(Dataset entries)

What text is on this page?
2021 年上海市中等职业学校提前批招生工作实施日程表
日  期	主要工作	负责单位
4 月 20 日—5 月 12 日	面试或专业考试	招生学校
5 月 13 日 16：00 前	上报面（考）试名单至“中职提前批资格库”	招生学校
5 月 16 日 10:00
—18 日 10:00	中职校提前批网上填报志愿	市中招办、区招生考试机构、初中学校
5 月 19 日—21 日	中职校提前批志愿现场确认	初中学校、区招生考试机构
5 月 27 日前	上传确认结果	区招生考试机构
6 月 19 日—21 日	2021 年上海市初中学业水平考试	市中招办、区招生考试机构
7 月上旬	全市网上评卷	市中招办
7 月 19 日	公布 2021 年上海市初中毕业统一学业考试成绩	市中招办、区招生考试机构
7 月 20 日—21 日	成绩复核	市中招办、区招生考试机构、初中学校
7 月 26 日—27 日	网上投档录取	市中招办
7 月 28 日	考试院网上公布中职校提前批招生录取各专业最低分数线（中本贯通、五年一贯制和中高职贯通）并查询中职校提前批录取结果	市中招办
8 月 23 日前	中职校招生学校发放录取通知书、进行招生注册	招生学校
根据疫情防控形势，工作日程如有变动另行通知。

*DESCRIPTION OF THE TASK:* All of the entries must be written out exactly as they stand.

*SOLVED PROBLEM:*
What text is on this page?
2021 年上海市中等职业学校提前批招生工作实施日程表
日  期	主要工作	负责单位
4 月 20 日—5 月 12 日	面试或专业考试	招生学校
5 月 13 日 16：00 前	上报面（考）试名单至“中职提前批资格库”	招生学校
5 月 16 日 10:00
—18 日 10:00	中职校提前批网上填报志愿	市中招办、区招生考试机构、初中学校
5 月 19 日—21 日	中职校提前批志愿现场确认	初中学校、区招生考试机构
5 月 27 日前	上传确认结果	区招生考试机构
6 月 19 日—21 日	2021 年上海市初中学业水平考试	市中招办、区招生考试机构
7 月上旬	全市网上评卷	市中招办
7 月 19 日	公布 2021 年上海市初中毕业统一学业考试成绩	市中招办、区招生考试机构
7 月 20 日—21 日	成绩复核	市中招办、区招生考试机构、初中学校
7 月 26 日—27 日	网上投档录取	市中招办
7 月 28 日	考试院网上公布中职校提前批招生录取各专业最低分数线（中本贯通、五年一贯制和中高职贯通）并查询中职校提前批录取结果	市中招办
8 月 23 日前	中职校招生学校发放录取通知书、进行招生注册	招生学校
根据疫情防控形势，工作日程如有变动另行通知。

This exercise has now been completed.